• **Dataset records**
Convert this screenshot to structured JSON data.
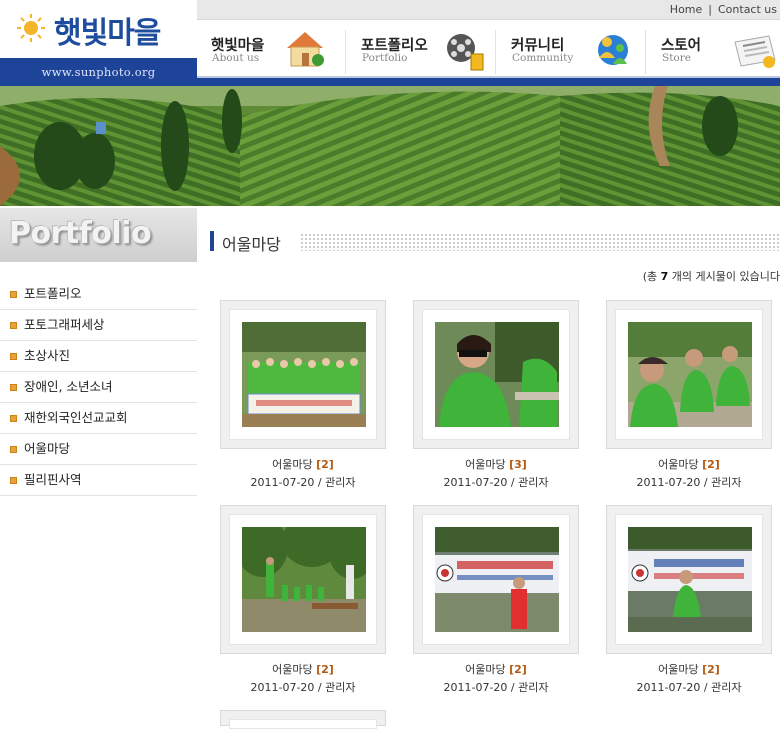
{
  "header": {
    "logo_text": "햇빛마을",
    "url": "www.sunphoto.org",
    "top_links": [
      "Home",
      "|",
      "Contact us"
    ]
  },
  "nav": [
    {
      "ko": "햇빛마을",
      "en": "About us",
      "icon": "house-icon"
    },
    {
      "ko": "포트폴리오",
      "en": "Portfolio",
      "icon": "film-reel-icon"
    },
    {
      "ko": "커뮤니티",
      "en": "Community",
      "icon": "people-icon"
    },
    {
      "ko": "스토어",
      "en": "Store",
      "icon": "newspaper-icon"
    }
  ],
  "sidebar": {
    "title": "Portfolio",
    "items": [
      "포트폴리오",
      "포토그래퍼세상",
      "초상사진",
      "장애인, 소년소녀",
      "재한외국인선교교회",
      "어울마당",
      "필리핀사역"
    ]
  },
  "main": {
    "title": "어울마당",
    "count_prefix": "(총",
    "count": "7",
    "count_suffix": "개의 게시물이 있습니다",
    "posts": [
      {
        "title": "어울마당",
        "comments": "[2]",
        "meta": "2011-07-20 / 관리자"
      },
      {
        "title": "어울마당",
        "comments": "[3]",
        "meta": "2011-07-20 / 관리자"
      },
      {
        "title": "어울마당",
        "comments": "[2]",
        "meta": "2011-07-20 / 관리자"
      },
      {
        "title": "어울마당",
        "comments": "[2]",
        "meta": "2011-07-20 / 관리자"
      },
      {
        "title": "어울마당",
        "comments": "[2]",
        "meta": "2011-07-20 / 관리자"
      },
      {
        "title": "어울마당",
        "comments": "[2]",
        "meta": "2011-07-20 / 관리자"
      }
    ]
  },
  "colors": {
    "brand_blue": "#1e449a",
    "accent_orange": "#e9a23b",
    "shirt_green": "#3fae3a"
  }
}
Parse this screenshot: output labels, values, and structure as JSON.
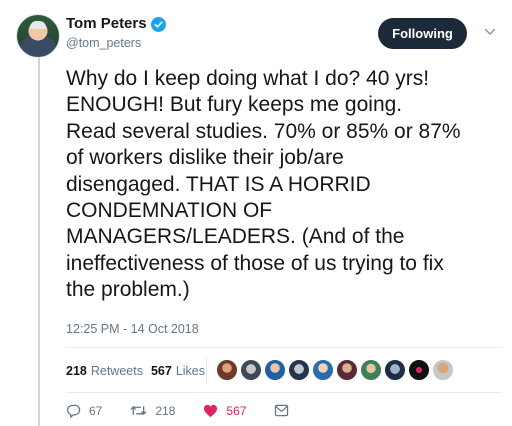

• **Task to carry out**
Write the full listing out again with every line unchanged, but include no pictures.

• **Task response**
Convert this screenshot to structured JSON data.
{
  "header": {
    "logo_text": "햇빛마을",
    "url": "www.sunphoto.org",
    "top_links": [
      "Home",
      "|",
      "Contact us"
    ]
  },
  "nav": [
    {
      "ko": "햇빛마을",
      "en": "About us",
      "icon": "house-icon"
    },
    {
      "ko": "포트폴리오",
      "en": "Portfolio",
      "icon": "film-reel-icon"
    },
    {
      "ko": "커뮤니티",
      "en": "Community",
      "icon": "people-icon"
    },
    {
      "ko": "스토어",
      "en": "Store",
      "icon": "newspaper-icon"
    }
  ],
  "sidebar": {
    "title": "Portfolio",
    "items": [
      "포트폴리오",
      "포토그래퍼세상",
      "초상사진",
      "장애인, 소년소녀",
      "재한외국인선교교회",
      "어울마당",
      "필리핀사역"
    ]
  },
  "main": {
    "title": "어울마당",
    "count_prefix": "(총",
    "count": "7",
    "count_suffix": "개의 게시물이 있습니다",
    "posts": [
      {
        "title": "어울마당",
        "comments": "[2]",
        "meta": "2011-07-20 / 관리자"
      },
      {
        "title": "어울마당",
        "comments": "[3]",
        "meta": "2011-07-20 / 관리자"
      },
      {
        "title": "어울마당",
        "comments": "[2]",
        "meta": "2011-07-20 / 관리자"
      },
      {
        "title": "어울마당",
        "comments": "[2]",
        "meta": "2011-07-20 / 관리자"
      },
      {
        "title": "어울마당",
        "comments": "[2]",
        "meta": "2011-07-20 / 관리자"
      },
      {
        "title": "어울마당",
        "comments": "[2]",
        "meta": "2011-07-20 / 관리자"
      }
    ]
  },
  "colors": {
    "brand_blue": "#1e449a",
    "accent_orange": "#e9a23b",
    "shirt_green": "#3fae3a"
  }
}
Parse this screenshot: output labels, values, and structure as JSON.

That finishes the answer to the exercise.